Task directions: Give the number of lines containing the word "заготовки" and nothing more.

Dataset entries:

◇ ◇ ◇

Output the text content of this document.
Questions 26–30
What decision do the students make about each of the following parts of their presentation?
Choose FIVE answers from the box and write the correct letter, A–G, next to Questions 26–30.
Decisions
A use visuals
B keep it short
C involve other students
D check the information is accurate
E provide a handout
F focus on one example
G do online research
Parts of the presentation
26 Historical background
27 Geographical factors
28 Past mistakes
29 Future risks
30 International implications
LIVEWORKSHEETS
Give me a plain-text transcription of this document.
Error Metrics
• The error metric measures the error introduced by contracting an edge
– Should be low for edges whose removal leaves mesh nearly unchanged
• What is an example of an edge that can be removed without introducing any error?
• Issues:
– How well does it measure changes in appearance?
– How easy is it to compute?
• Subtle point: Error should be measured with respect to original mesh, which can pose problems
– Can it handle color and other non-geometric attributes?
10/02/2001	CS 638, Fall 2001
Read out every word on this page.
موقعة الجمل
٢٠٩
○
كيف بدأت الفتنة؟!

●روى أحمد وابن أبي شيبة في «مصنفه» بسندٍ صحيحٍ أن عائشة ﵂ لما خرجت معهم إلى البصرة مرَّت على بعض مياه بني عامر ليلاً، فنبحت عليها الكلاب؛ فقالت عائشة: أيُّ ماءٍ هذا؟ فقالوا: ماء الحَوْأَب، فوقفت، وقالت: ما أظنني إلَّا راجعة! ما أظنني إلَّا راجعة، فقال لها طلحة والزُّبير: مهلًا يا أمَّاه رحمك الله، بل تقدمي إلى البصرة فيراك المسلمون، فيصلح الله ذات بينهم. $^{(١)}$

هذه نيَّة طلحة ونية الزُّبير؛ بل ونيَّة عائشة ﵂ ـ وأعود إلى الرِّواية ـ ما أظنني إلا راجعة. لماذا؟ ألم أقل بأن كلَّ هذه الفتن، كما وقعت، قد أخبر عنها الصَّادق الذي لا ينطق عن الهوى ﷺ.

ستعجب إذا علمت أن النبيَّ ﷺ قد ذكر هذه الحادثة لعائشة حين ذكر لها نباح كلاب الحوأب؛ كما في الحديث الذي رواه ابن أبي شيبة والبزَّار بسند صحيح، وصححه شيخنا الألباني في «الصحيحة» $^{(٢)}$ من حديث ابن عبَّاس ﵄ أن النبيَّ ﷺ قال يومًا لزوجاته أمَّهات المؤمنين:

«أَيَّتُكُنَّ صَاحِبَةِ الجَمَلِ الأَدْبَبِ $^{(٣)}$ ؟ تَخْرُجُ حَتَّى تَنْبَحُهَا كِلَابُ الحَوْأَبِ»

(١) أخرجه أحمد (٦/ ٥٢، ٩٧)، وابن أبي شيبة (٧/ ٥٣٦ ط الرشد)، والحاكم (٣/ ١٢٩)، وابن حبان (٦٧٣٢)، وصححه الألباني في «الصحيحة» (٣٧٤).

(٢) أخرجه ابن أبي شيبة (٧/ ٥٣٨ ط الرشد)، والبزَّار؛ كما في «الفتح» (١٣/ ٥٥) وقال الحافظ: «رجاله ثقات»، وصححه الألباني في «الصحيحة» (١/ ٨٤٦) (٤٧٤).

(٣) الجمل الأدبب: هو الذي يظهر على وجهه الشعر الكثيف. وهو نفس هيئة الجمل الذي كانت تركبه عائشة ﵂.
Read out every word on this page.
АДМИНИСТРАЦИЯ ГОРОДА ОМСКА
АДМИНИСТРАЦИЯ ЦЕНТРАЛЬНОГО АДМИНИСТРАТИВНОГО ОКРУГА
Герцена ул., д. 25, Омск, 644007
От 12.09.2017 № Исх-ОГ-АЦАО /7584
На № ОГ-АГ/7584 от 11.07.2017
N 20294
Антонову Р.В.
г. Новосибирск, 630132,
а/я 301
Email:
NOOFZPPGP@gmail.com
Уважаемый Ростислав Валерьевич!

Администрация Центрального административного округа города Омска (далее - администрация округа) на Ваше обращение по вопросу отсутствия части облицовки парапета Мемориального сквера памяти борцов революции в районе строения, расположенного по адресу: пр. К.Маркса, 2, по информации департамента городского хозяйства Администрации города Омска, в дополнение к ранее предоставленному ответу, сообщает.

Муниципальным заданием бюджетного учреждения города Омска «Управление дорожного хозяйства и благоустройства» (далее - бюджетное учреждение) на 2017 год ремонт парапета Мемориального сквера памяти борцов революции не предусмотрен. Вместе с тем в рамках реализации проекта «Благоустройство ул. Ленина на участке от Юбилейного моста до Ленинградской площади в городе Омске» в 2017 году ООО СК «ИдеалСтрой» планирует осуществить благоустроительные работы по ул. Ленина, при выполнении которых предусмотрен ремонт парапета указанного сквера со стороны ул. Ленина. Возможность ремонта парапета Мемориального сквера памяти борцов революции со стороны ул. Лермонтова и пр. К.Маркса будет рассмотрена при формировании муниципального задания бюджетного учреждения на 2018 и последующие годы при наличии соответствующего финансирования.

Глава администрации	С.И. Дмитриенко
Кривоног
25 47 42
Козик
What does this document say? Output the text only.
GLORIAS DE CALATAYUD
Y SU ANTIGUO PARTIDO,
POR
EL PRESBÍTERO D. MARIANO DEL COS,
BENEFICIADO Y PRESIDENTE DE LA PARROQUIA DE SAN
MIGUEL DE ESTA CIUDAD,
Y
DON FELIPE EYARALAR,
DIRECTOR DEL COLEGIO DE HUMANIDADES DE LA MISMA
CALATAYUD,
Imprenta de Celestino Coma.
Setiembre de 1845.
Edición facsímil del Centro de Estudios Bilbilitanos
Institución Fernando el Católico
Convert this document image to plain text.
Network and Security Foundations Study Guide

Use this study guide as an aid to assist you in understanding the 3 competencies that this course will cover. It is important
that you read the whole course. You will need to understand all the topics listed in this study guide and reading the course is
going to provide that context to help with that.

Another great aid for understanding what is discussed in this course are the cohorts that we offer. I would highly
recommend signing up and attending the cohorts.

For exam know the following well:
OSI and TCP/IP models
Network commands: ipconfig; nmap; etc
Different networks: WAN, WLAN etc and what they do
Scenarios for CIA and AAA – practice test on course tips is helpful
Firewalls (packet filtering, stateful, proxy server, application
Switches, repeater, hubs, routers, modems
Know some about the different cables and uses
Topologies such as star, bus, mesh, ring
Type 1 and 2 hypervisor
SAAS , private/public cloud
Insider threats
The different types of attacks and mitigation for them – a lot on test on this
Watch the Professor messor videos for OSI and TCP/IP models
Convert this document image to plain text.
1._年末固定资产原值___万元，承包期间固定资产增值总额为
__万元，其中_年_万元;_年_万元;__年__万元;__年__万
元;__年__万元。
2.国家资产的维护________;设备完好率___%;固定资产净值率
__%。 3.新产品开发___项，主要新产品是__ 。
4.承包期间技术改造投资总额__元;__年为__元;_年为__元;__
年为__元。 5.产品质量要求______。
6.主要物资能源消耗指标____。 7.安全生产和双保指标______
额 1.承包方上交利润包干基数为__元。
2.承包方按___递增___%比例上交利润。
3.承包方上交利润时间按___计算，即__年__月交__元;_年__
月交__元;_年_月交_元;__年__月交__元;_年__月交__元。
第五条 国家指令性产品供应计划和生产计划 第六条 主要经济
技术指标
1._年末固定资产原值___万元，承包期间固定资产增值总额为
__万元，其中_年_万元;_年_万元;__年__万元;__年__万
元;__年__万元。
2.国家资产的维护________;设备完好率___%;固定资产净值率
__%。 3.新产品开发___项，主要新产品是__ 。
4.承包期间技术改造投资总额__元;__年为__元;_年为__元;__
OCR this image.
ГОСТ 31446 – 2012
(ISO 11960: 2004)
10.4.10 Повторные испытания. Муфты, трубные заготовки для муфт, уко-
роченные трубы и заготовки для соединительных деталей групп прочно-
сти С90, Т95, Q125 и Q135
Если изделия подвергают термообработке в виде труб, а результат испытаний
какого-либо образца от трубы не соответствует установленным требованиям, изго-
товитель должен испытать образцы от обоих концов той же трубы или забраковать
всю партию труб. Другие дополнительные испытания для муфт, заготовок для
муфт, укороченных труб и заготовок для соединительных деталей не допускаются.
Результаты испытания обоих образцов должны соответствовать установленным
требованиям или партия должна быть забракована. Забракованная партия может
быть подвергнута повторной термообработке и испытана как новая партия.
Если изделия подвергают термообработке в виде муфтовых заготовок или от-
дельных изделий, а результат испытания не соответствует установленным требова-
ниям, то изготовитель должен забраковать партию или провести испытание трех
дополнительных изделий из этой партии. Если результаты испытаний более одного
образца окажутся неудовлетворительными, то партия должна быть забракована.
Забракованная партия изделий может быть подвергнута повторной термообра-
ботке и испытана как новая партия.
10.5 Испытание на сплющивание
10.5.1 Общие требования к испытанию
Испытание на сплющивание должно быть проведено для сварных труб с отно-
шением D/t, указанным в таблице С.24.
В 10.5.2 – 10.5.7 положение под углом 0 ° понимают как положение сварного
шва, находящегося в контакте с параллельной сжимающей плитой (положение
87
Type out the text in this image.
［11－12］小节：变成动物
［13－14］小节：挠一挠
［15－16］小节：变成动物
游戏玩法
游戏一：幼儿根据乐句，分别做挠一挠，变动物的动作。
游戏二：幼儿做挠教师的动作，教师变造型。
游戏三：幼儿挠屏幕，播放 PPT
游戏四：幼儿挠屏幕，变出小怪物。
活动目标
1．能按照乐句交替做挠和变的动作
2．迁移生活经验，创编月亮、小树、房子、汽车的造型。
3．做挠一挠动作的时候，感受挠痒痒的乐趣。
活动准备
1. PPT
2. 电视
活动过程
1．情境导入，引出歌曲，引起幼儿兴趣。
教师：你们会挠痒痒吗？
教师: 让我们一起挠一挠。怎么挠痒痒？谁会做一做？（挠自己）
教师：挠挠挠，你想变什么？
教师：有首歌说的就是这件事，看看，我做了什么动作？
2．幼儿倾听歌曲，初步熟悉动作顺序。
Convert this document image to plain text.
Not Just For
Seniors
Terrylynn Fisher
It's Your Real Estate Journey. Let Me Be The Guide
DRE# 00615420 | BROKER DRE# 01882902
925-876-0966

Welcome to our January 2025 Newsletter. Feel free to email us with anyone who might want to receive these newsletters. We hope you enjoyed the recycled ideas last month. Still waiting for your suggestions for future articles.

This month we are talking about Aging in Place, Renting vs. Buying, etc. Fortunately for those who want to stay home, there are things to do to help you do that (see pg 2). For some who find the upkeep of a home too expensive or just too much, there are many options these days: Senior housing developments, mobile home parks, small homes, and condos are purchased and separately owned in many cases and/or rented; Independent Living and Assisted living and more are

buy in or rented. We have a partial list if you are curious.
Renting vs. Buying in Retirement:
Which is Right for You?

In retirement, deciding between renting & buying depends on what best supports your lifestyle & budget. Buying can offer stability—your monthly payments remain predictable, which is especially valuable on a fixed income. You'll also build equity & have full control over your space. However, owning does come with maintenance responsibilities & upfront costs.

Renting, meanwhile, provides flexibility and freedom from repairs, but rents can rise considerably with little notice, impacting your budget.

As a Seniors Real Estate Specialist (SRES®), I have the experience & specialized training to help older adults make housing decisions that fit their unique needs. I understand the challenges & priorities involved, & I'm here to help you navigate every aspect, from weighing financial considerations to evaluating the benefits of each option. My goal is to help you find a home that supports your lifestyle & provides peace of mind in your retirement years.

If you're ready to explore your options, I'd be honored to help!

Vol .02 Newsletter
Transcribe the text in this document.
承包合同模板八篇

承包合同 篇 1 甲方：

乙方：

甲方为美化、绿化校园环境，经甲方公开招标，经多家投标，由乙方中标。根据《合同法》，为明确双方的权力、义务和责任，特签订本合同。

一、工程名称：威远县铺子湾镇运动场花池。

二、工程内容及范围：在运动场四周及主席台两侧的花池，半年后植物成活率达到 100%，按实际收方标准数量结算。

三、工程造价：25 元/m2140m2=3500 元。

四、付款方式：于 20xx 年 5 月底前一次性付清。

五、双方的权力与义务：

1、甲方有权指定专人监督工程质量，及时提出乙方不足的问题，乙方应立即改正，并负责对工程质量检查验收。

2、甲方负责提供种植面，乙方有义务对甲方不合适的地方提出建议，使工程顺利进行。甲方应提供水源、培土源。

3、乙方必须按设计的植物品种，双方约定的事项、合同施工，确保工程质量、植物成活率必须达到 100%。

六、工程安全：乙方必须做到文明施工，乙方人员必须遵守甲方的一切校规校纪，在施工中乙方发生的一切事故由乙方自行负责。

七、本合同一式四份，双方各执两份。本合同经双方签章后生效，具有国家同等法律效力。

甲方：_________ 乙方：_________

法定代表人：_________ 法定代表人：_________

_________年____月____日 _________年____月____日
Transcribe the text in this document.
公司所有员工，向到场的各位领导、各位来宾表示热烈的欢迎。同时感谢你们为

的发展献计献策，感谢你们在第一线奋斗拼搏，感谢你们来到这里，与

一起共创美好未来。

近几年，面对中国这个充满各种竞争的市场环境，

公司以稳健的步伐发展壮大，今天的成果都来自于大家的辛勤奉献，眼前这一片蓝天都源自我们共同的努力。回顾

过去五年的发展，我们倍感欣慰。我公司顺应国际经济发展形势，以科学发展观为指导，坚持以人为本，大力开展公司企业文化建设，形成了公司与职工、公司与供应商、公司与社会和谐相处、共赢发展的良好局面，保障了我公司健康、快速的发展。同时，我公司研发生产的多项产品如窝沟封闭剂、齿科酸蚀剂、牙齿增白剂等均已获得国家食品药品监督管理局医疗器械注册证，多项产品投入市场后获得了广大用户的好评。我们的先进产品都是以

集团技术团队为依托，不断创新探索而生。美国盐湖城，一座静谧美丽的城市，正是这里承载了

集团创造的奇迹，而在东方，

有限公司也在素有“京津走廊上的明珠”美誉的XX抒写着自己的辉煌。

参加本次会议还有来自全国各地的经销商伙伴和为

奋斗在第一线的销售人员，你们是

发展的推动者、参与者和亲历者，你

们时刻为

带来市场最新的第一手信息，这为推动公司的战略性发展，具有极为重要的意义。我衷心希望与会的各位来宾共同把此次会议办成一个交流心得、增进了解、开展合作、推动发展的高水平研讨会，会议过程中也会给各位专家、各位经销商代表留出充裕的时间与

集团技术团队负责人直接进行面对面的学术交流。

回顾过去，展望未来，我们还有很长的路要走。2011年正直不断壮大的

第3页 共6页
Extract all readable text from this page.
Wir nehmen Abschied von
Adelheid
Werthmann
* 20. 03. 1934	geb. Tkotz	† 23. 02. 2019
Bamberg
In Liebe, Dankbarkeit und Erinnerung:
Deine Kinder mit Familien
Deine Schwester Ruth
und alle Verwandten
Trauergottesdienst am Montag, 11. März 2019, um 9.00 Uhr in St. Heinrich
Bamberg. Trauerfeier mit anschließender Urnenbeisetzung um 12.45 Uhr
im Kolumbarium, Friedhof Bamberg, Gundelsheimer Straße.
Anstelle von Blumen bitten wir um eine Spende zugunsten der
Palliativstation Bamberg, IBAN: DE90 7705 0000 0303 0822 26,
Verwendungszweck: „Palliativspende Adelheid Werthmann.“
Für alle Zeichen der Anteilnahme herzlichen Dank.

◇ ◇ ◇

Solution to this problem: 2